#### [What the exercise asks]
Below are some records. Say how many of their lines contain the string "INPACT", and give nothing but the number.

#### [Records supplied]
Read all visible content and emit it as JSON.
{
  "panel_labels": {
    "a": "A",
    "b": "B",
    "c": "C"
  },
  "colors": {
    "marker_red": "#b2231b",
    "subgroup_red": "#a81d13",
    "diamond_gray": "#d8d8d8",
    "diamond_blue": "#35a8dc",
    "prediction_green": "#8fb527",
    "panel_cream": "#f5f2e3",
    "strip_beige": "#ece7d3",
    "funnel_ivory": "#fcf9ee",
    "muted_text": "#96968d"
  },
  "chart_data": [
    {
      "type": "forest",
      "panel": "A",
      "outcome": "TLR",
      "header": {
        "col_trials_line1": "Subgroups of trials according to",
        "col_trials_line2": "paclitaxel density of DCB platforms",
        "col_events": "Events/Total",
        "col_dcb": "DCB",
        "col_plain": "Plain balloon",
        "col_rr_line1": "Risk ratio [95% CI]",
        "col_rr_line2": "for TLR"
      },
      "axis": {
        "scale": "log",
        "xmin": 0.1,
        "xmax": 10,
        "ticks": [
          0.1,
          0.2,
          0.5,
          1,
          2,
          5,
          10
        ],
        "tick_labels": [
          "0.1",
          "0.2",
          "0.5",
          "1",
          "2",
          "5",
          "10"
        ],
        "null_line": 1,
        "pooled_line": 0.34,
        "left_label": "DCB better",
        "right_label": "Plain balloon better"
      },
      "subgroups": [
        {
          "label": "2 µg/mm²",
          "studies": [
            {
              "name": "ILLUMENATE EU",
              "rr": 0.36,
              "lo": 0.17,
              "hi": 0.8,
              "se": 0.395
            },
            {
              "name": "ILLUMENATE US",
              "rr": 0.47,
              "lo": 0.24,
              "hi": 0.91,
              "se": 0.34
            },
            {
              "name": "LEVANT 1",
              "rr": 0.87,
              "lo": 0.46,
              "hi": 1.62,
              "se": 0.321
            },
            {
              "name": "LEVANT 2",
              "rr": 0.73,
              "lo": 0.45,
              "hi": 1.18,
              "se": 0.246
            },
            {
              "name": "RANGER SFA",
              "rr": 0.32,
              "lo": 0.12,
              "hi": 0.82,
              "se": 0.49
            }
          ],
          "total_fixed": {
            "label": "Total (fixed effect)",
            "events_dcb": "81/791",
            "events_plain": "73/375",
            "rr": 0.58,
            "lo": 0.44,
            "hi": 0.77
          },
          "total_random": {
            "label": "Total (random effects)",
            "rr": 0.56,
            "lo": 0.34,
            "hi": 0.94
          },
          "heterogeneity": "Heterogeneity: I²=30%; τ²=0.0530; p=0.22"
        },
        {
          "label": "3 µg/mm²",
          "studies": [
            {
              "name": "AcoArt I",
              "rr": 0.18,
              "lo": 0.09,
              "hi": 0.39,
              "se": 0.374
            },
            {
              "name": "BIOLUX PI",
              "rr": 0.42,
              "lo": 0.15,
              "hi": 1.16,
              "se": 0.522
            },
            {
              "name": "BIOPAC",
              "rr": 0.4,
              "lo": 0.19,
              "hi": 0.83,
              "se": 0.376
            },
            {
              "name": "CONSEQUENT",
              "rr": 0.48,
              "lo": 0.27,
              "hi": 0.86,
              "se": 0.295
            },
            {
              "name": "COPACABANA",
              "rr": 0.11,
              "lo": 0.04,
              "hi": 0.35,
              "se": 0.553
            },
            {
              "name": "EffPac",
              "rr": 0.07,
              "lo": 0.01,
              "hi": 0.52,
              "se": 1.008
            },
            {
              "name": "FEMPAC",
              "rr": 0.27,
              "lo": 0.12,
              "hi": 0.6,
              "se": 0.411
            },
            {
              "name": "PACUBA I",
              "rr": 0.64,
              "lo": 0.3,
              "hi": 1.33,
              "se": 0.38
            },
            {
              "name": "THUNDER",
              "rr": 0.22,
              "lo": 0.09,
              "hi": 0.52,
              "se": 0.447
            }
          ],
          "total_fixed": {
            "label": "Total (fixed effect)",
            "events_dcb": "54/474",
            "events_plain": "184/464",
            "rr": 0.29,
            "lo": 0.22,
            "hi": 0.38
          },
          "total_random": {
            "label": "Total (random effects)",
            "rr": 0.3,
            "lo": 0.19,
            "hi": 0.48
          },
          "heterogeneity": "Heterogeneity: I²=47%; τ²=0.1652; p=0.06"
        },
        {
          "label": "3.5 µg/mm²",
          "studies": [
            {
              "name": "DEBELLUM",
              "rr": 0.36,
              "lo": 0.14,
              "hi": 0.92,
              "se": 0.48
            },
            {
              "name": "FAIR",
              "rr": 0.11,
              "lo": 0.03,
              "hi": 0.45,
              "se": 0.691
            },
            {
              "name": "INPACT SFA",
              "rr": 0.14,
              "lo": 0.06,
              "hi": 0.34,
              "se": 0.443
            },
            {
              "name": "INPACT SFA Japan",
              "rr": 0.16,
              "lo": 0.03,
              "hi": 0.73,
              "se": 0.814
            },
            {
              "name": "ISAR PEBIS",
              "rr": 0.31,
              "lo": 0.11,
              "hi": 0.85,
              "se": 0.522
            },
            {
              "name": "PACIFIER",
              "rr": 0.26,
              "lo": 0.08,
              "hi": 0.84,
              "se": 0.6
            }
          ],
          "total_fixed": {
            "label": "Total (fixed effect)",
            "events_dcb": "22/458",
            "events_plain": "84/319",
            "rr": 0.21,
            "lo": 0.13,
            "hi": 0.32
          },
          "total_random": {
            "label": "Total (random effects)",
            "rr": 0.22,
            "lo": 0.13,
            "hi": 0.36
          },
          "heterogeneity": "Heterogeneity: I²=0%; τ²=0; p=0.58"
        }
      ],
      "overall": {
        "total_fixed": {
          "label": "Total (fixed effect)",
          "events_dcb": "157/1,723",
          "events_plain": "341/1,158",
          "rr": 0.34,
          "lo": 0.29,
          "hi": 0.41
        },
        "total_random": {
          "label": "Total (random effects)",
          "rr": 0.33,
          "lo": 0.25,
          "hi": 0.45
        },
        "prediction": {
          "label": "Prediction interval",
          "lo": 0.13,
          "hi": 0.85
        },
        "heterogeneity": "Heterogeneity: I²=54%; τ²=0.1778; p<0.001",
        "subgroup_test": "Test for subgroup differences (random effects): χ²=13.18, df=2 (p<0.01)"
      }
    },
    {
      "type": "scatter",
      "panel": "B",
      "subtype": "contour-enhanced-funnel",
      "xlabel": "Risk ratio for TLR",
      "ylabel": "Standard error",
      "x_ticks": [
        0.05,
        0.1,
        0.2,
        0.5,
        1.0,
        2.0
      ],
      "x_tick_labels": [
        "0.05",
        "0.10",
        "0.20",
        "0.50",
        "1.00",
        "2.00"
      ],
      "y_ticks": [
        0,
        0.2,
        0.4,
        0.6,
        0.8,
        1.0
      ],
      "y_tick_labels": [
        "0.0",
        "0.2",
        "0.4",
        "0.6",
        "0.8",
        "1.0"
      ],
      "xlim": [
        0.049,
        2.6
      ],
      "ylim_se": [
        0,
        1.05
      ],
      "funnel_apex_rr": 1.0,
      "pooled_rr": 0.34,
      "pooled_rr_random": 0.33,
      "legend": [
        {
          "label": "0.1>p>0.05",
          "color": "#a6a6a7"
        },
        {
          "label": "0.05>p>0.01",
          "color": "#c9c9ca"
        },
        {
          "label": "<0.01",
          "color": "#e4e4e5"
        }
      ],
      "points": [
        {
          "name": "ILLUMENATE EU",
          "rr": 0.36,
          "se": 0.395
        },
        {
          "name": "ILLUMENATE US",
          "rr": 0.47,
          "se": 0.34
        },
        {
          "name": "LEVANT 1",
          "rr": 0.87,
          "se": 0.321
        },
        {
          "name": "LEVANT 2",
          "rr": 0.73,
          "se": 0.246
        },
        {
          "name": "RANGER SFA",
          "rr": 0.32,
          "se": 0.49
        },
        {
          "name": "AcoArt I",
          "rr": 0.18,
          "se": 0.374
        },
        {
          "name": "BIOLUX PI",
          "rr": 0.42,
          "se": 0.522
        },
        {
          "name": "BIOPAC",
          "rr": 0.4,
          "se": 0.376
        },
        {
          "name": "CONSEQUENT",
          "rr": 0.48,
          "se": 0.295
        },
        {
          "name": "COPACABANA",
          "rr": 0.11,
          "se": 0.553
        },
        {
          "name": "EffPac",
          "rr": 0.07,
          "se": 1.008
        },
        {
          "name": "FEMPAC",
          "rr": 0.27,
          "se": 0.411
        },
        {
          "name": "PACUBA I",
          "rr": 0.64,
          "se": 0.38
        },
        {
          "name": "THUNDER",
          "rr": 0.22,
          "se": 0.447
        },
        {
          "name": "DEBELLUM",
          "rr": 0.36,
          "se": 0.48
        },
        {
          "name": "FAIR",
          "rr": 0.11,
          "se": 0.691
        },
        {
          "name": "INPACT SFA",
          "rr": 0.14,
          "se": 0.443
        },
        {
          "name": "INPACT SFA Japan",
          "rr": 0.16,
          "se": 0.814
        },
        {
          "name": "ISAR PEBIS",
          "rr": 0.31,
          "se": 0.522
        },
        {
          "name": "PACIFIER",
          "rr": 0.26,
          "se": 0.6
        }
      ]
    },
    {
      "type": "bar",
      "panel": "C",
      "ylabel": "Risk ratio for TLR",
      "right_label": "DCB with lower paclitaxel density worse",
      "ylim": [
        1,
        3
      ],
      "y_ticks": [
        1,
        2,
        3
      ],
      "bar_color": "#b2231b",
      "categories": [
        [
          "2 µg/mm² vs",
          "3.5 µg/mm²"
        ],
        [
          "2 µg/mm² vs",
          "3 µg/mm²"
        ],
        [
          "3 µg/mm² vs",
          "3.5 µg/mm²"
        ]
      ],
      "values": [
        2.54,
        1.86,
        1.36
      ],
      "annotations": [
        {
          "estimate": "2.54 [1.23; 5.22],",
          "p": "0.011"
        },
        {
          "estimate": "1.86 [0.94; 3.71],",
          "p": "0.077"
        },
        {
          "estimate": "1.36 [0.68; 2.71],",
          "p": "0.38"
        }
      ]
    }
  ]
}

#### [Solution to the problem]
4